Records contained in a dataset
______________________________
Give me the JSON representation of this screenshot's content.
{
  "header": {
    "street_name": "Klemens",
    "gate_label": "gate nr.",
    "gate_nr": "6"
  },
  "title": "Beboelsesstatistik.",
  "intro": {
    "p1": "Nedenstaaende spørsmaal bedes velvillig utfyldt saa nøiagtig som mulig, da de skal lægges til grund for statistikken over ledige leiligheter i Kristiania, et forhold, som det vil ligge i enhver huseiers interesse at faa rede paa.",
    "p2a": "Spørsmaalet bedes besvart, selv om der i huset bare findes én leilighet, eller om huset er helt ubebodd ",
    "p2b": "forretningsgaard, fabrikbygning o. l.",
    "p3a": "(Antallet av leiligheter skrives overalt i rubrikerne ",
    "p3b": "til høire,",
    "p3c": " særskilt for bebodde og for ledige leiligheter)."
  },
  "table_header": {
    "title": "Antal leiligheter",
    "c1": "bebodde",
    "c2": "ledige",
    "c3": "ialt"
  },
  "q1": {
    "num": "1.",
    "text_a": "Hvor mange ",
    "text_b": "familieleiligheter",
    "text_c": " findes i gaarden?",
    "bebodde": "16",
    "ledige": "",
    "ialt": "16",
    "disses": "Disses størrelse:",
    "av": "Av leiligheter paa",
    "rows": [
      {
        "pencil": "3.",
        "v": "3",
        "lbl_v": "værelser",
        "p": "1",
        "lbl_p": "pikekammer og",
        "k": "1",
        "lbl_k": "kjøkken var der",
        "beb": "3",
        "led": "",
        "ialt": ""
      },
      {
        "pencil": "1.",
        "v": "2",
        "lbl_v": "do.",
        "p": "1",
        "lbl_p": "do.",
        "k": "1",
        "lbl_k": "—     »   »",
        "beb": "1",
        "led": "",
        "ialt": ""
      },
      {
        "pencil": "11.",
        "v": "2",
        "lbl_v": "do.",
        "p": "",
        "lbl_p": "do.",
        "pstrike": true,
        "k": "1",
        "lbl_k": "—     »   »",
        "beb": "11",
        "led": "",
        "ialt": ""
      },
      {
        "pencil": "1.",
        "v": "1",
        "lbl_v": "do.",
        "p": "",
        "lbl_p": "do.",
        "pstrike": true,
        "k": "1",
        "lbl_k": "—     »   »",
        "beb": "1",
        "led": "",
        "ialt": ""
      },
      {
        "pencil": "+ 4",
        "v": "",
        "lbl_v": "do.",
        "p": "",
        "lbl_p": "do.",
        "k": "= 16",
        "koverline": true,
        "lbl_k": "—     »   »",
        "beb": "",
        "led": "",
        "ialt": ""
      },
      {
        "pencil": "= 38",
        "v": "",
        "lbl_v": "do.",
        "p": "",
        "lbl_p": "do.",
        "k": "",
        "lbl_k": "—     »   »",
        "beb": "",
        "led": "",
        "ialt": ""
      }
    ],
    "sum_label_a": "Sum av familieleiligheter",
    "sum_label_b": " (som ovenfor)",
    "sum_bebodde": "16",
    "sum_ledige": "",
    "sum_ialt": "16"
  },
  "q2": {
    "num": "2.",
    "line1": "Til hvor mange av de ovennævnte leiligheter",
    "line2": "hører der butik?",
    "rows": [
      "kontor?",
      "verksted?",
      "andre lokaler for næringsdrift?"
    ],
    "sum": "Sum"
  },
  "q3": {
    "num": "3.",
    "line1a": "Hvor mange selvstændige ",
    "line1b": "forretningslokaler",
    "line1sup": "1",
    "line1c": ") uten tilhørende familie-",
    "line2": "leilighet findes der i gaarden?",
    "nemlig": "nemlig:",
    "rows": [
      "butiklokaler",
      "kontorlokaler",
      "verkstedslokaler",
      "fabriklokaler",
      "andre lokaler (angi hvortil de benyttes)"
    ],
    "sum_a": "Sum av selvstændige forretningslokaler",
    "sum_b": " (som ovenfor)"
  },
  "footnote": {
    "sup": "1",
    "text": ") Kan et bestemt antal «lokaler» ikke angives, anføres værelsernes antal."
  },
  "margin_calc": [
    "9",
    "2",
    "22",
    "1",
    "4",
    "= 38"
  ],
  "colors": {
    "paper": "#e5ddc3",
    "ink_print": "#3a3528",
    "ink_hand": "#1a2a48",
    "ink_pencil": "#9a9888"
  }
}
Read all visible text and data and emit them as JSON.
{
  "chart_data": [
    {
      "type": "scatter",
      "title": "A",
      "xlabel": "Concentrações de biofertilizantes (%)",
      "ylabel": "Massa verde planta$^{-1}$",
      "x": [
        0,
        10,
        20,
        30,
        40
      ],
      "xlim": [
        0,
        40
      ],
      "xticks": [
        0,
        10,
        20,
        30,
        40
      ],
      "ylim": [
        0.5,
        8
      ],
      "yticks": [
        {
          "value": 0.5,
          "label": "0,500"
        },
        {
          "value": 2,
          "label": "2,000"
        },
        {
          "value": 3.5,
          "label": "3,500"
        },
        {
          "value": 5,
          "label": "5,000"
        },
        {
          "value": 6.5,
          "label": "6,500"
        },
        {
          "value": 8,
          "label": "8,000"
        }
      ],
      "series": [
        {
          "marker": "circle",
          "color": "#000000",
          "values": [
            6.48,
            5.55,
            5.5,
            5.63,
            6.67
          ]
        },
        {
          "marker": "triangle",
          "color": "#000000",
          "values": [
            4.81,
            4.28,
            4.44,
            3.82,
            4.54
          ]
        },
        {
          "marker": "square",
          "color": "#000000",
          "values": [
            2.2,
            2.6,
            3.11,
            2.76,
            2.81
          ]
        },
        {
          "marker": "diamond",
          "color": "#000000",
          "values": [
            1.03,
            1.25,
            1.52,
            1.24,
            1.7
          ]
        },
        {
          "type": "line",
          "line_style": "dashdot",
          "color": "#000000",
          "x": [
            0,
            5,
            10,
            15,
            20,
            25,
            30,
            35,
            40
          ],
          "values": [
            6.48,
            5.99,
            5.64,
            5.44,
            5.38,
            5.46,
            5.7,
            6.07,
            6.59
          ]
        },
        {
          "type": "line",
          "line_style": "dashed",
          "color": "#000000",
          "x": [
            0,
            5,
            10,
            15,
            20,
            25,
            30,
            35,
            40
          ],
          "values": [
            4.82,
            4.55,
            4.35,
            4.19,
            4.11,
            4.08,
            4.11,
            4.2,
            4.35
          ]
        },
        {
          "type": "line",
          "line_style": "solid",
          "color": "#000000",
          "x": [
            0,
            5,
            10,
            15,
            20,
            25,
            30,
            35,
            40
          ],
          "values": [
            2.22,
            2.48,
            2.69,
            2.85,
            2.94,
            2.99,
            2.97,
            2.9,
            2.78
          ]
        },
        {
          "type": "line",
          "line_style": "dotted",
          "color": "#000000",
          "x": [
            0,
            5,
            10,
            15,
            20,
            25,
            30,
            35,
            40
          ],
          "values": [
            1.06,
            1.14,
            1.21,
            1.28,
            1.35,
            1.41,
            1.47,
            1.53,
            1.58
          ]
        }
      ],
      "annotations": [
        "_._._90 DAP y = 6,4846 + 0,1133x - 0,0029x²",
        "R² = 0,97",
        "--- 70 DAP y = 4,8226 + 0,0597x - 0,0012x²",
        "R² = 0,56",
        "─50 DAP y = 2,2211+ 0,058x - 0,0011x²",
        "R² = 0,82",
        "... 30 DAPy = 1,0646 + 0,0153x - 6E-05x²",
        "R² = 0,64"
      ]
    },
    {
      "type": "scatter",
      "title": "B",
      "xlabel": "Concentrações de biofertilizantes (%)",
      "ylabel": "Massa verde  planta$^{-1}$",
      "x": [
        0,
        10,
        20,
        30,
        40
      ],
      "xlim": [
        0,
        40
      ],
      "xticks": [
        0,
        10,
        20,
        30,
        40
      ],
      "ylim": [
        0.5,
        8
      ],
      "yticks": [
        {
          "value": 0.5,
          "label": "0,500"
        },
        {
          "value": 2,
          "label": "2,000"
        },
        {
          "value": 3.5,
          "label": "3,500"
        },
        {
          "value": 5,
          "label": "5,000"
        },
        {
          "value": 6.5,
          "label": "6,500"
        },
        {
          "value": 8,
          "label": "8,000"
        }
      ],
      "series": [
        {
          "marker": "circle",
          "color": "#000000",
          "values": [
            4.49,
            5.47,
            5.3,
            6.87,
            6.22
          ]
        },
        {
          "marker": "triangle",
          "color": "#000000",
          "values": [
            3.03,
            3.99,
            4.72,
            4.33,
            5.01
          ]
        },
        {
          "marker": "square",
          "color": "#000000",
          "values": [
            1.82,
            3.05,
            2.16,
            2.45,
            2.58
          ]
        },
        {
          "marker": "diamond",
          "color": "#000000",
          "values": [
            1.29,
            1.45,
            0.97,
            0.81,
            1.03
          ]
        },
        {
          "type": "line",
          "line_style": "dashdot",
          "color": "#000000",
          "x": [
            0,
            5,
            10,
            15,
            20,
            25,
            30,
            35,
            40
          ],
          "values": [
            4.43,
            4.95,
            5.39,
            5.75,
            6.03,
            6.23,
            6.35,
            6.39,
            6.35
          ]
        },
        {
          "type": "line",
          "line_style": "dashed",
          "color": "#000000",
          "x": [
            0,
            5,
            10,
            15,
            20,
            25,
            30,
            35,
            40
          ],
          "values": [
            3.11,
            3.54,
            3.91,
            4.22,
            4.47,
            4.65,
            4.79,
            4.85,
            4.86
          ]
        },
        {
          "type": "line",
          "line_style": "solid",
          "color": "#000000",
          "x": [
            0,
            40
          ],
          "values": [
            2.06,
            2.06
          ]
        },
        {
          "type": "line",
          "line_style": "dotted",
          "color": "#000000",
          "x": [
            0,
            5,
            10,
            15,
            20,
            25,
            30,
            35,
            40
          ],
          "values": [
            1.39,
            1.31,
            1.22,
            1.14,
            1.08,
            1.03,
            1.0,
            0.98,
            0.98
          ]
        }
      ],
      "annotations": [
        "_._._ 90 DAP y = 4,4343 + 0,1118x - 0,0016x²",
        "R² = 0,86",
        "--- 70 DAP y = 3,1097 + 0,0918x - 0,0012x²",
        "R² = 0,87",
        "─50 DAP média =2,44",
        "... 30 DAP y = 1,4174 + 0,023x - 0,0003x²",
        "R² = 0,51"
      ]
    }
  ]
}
______________________________
Read through the lines above and collect those that contain the string "findes".

    "p2a": "Spørsmaalet bedes besvart, selv om der i huset bare findes én leilighet, eller om huset er helt ubebodd ",
    "text_c": " findes i gaarden?",
    "line2": "leilighet findes der i gaarden?",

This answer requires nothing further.